▶ [Requirement]:
Put every line of the data below into a JSON list of strings, one string per line, skipping blank lines. Leave the pictures out of the list.

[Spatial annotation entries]
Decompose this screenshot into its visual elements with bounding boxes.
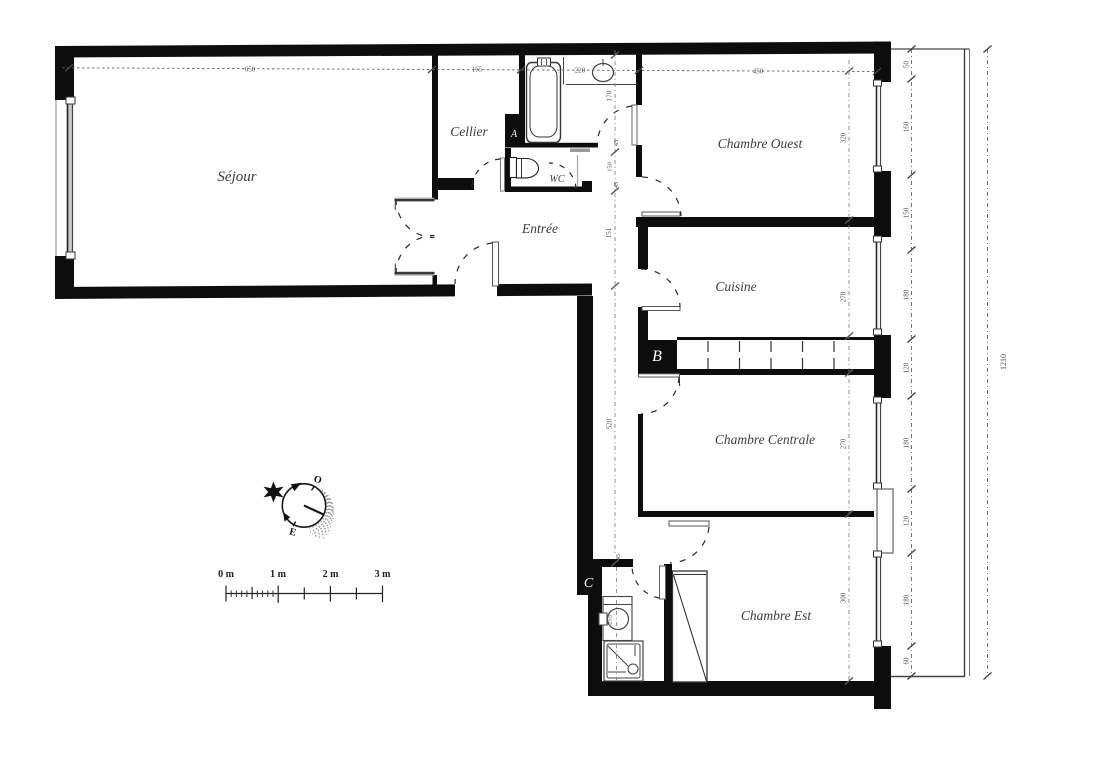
svg-text:120: 120 bbox=[903, 362, 911, 373]
svg-text:170: 170 bbox=[606, 90, 614, 101]
svg-text:50: 50 bbox=[903, 61, 911, 69]
svg-text:450: 450 bbox=[753, 68, 764, 76]
svg-text:180: 180 bbox=[903, 437, 911, 448]
svg-text:Chambre Ouest: Chambre Ouest bbox=[718, 136, 804, 151]
svg-text:255: 255 bbox=[607, 615, 614, 625]
svg-text:120: 120 bbox=[903, 515, 911, 526]
svg-text:Chambre Centrale: Chambre Centrale bbox=[715, 432, 815, 447]
svg-text:220: 220 bbox=[575, 67, 586, 75]
svg-text:45: 45 bbox=[613, 140, 620, 147]
svg-text:151: 151 bbox=[605, 227, 613, 238]
svg-text:3 m: 3 m bbox=[375, 569, 392, 580]
svg-text:1210: 1210 bbox=[999, 354, 1008, 370]
svg-text:60: 60 bbox=[903, 657, 911, 665]
svg-text:Séjour: Séjour bbox=[217, 169, 256, 185]
svg-text:45: 45 bbox=[613, 182, 620, 189]
svg-text:180: 180 bbox=[903, 289, 911, 300]
svg-text:Cellier: Cellier bbox=[450, 124, 488, 139]
svg-text:650: 650 bbox=[245, 66, 256, 74]
svg-text:O: O bbox=[312, 474, 323, 487]
svg-text:45: 45 bbox=[615, 554, 622, 561]
svg-text:E: E bbox=[288, 526, 298, 538]
svg-text:A: A bbox=[510, 129, 518, 140]
svg-text:B: B bbox=[652, 348, 662, 365]
svg-text:165: 165 bbox=[472, 66, 483, 74]
svg-text:160: 160 bbox=[903, 121, 911, 132]
svg-text:WC: WC bbox=[550, 174, 565, 185]
svg-text:150: 150 bbox=[903, 207, 911, 218]
svg-text:150: 150 bbox=[607, 162, 614, 172]
svg-text:1 m: 1 m bbox=[270, 569, 287, 580]
svg-text:0 m: 0 m bbox=[218, 569, 235, 580]
svg-text:320: 320 bbox=[840, 132, 848, 143]
svg-text:520: 520 bbox=[606, 418, 614, 429]
svg-text:Chambre Est: Chambre Est bbox=[741, 608, 813, 623]
svg-text:Cuisine: Cuisine bbox=[715, 279, 756, 294]
svg-text:270: 270 bbox=[840, 438, 848, 449]
svg-text:300: 300 bbox=[840, 592, 848, 603]
svg-text:2 m: 2 m bbox=[323, 569, 340, 580]
svg-text:278: 278 bbox=[840, 291, 848, 302]
svg-text:Entrée: Entrée bbox=[521, 221, 558, 236]
svg-text:C: C bbox=[584, 576, 594, 591]
svg-text:180: 180 bbox=[903, 594, 911, 605]
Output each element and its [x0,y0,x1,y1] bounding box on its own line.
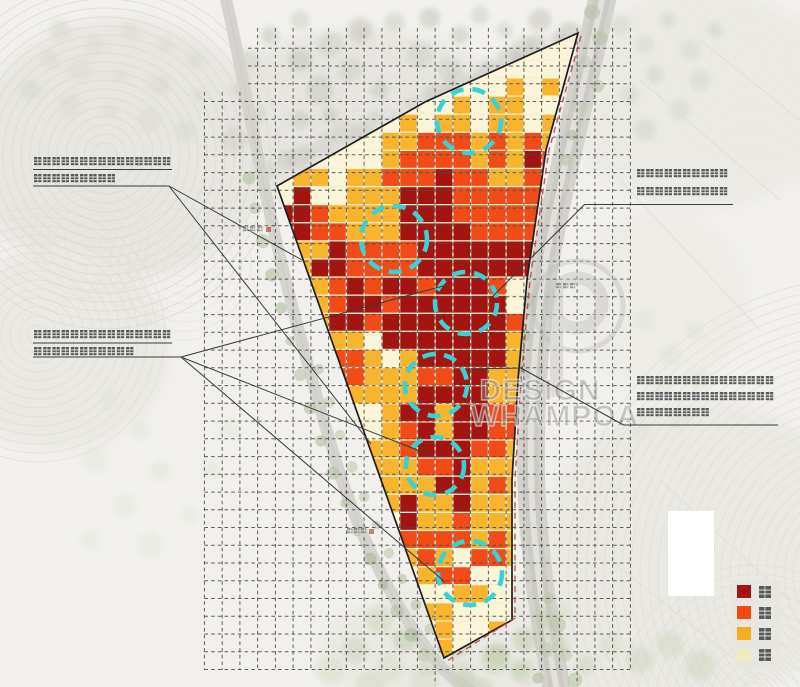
svg-text:WHAMPOA: WHAMPOA [471,400,640,433]
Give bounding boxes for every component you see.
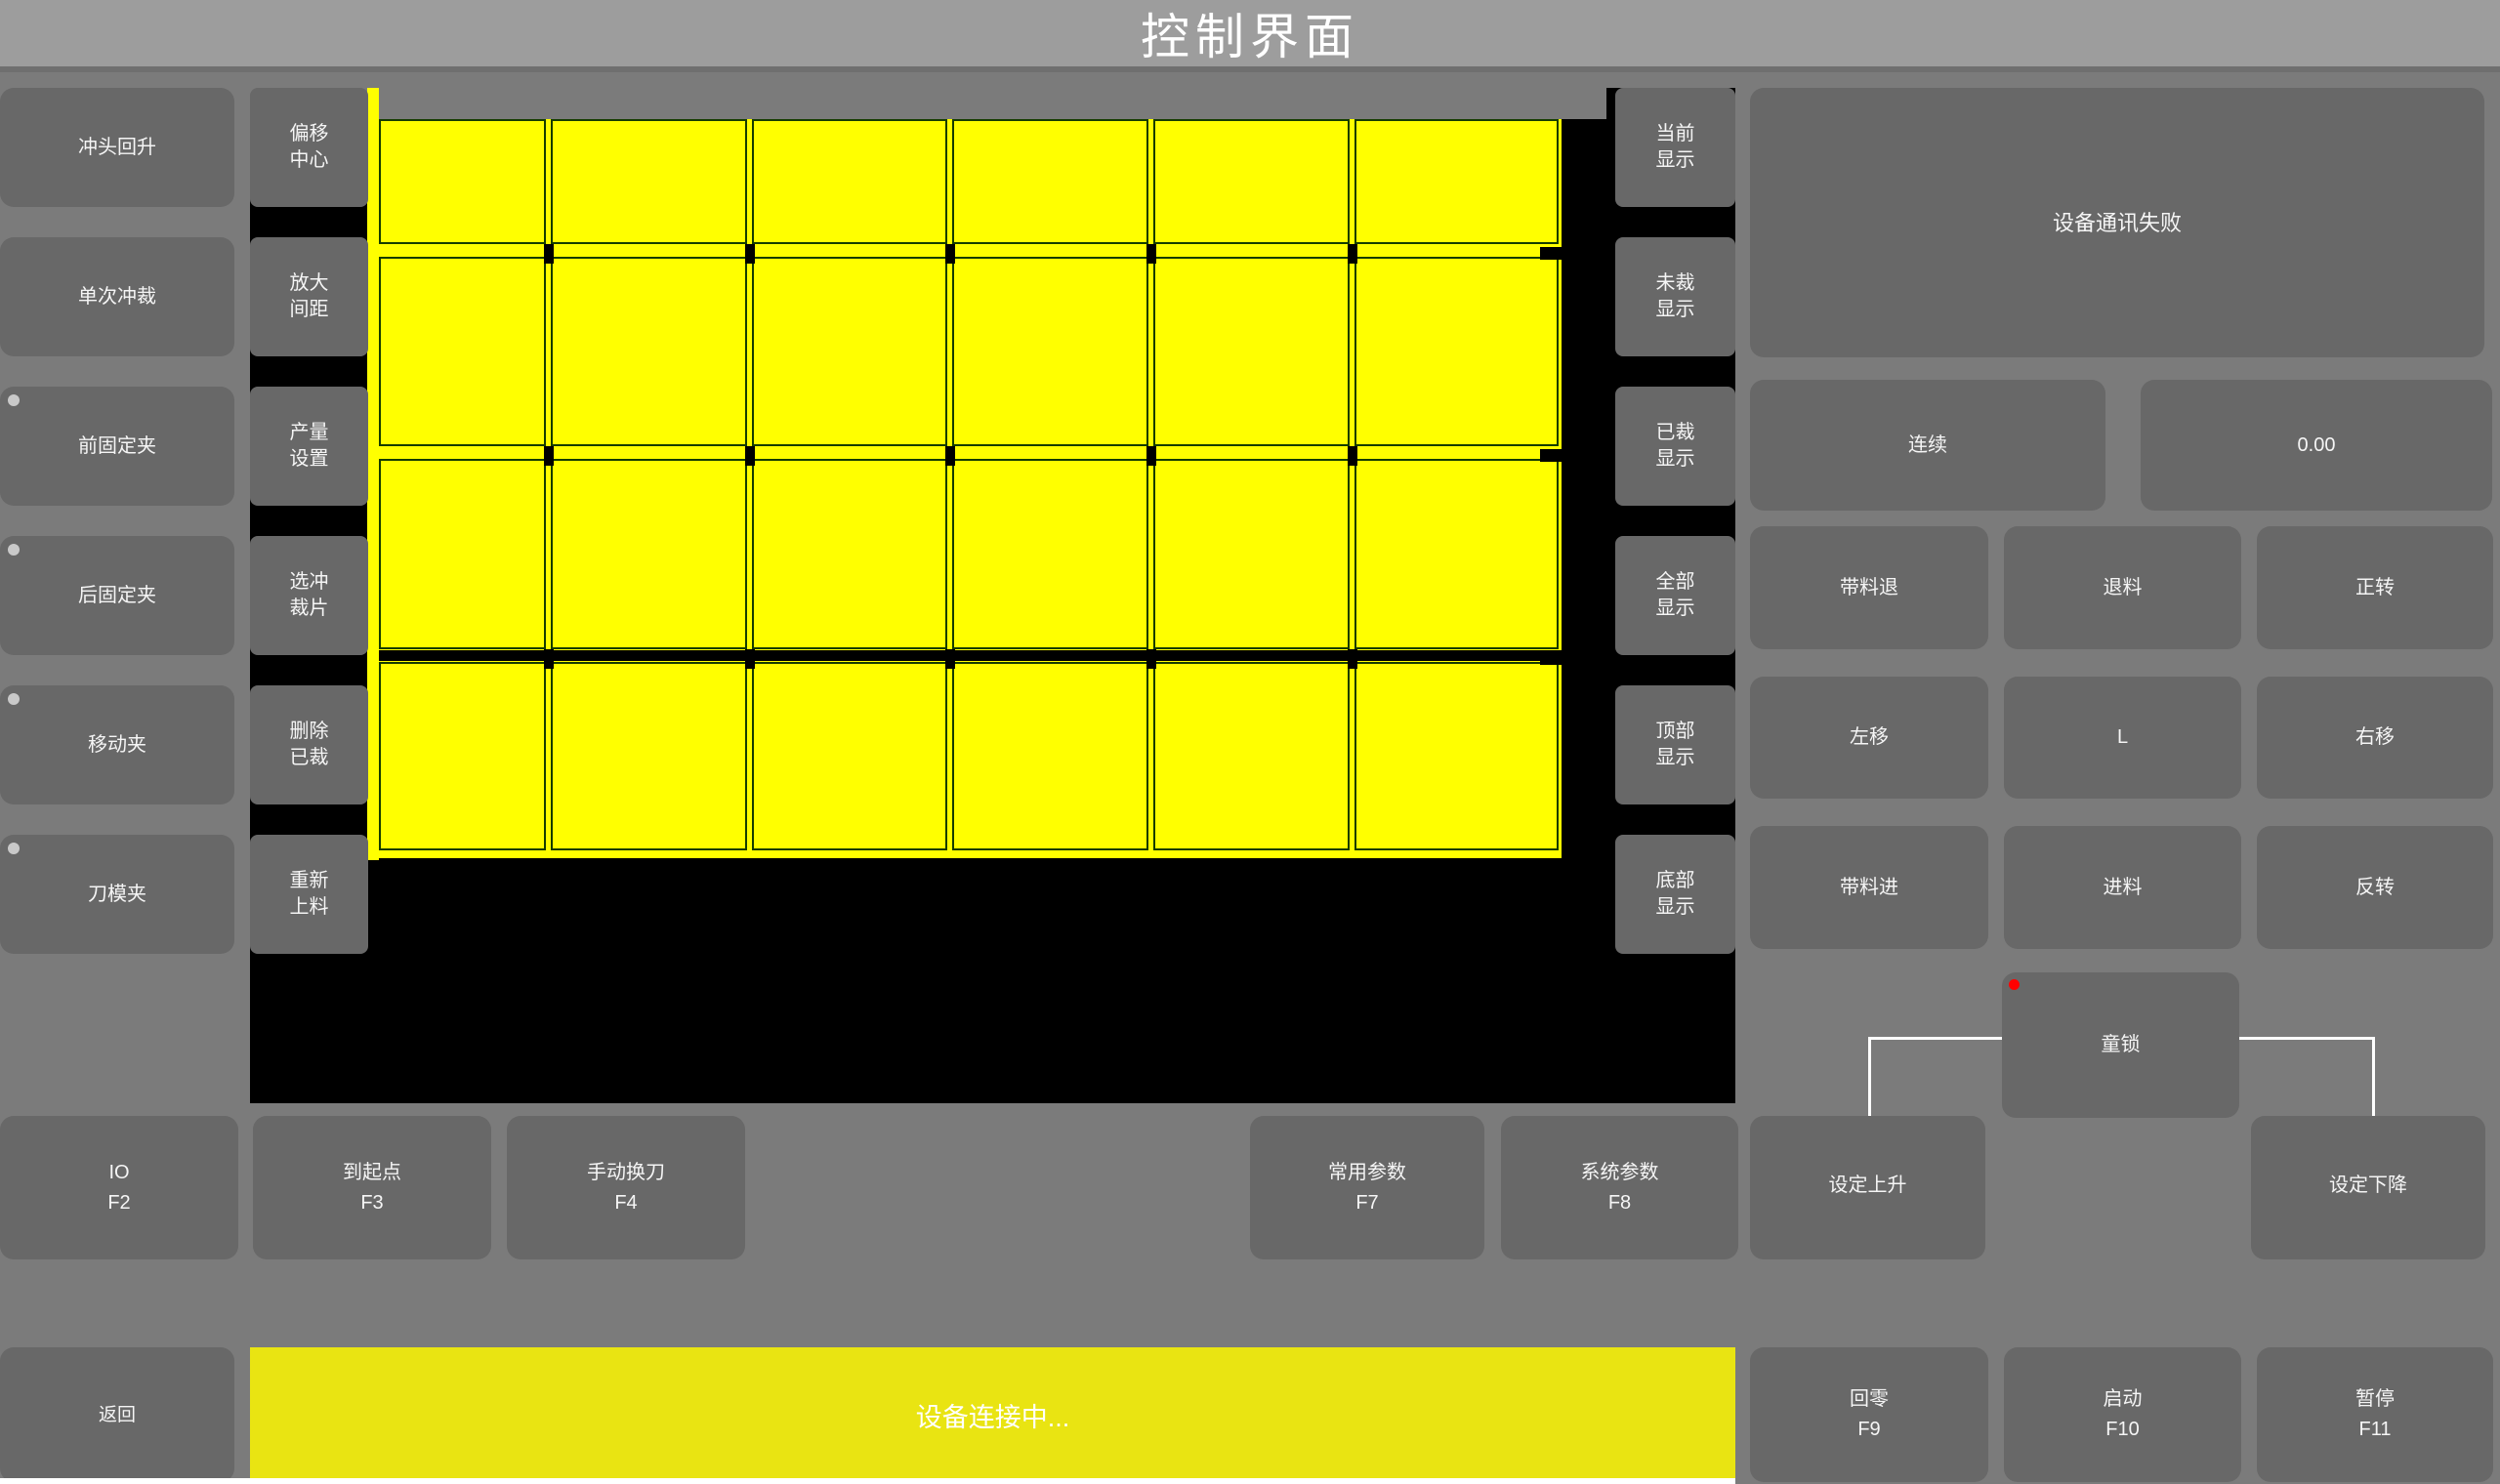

▶ [Solution to the exercise]:
[
  "Decompose this screenshot into its visual elements with bounding boxes.",
  "svg-text:120: 120 bbox=[903, 362, 911, 373]",
  "svg-text:170: 170 bbox=[606, 90, 614, 101]",
  "svg-text:50: 50 bbox=[903, 61, 911, 69]",
  "svg-text:450: 450 bbox=[753, 68, 764, 76]",
  "svg-text:180: 180 bbox=[903, 437, 911, 448]",
  "svg-text:Chambre Ouest: Chambre Ouest bbox=[718, 136, 804, 151]",
  "svg-text:255: 255 bbox=[607, 615, 614, 625]",
  "svg-text:120: 120 bbox=[903, 515, 911, 526]",
  "svg-text:Chambre Centrale: Chambre Centrale bbox=[715, 432, 815, 447]",
  "svg-text:220: 220 bbox=[575, 67, 586, 75]",
  "svg-text:45: 45 bbox=[613, 140, 620, 147]",
  "svg-text:151: 151 bbox=[605, 227, 613, 238]",
  "svg-text:3 m: 3 m bbox=[375, 569, 392, 580]",
  "svg-text:1210: 1210 bbox=[999, 354, 1008, 370]",
  "svg-text:60: 60 bbox=[903, 657, 911, 665]",
  "svg-text:Séjour: Séjour bbox=[217, 169, 256, 185]",
  "svg-text:45: 45 bbox=[613, 182, 620, 189]",
  "svg-text:180: 180 bbox=[903, 289, 911, 300]",
  "svg-text:Cellier: Cellier bbox=[450, 124, 488, 139]",
  "svg-text:650: 650 bbox=[245, 66, 256, 74]",
  "svg-text:O: O bbox=[312, 474, 323, 487]",
  "svg-text:45: 45 bbox=[615, 554, 622, 561]",
  "svg-text:E: E bbox=[288, 526, 298, 538]",
  "svg-text:A: A bbox=[510, 129, 518, 140]",
  "svg-text:B: B bbox=[652, 348, 662, 365]",
  "svg-text:165: 165 bbox=[472, 66, 483, 74]",
  "svg-text:160: 160 bbox=[903, 121, 911, 132]",
  "svg-text:WC: WC bbox=[550, 174, 565, 185]",
  "svg-text:150: 150 bbox=[903, 207, 911, 218]",
  "svg-text:150: 150 bbox=[607, 162, 614, 172]",
  "svg-text:1 m: 1 m bbox=[270, 569, 287, 580]",
  "svg-text:0 m: 0 m bbox=[218, 569, 235, 580]",
  "svg-text:320: 320 bbox=[840, 132, 848, 143]",
  "svg-text:520: 520 bbox=[606, 418, 614, 429]",
  "svg-text:Chambre Est: Chambre Est bbox=[741, 608, 813, 623]",
  "svg-text:Cuisine: Cuisine bbox=[715, 279, 756, 294]",
  "svg-text:270: 270 bbox=[840, 438, 848, 449]",
  "svg-text:300: 300 bbox=[840, 592, 848, 603]",
  "svg-text:2 m: 2 m bbox=[323, 569, 340, 580]",
  "svg-text:278: 278 bbox=[840, 291, 848, 302]",
  "svg-text:Entrée: Entrée bbox=[521, 221, 558, 236]",
  "svg-text:C: C bbox=[584, 576, 594, 591]",
  "svg-text:180: 180 bbox=[903, 594, 911, 605]",
  "Output each element and its [x0,y0,x1,y1] bounding box on its own line.",
  "svg-text:WHAMPOA: WHAMPOA [471,400,640,433]",
  "Give bounding boxes for every component you see."
]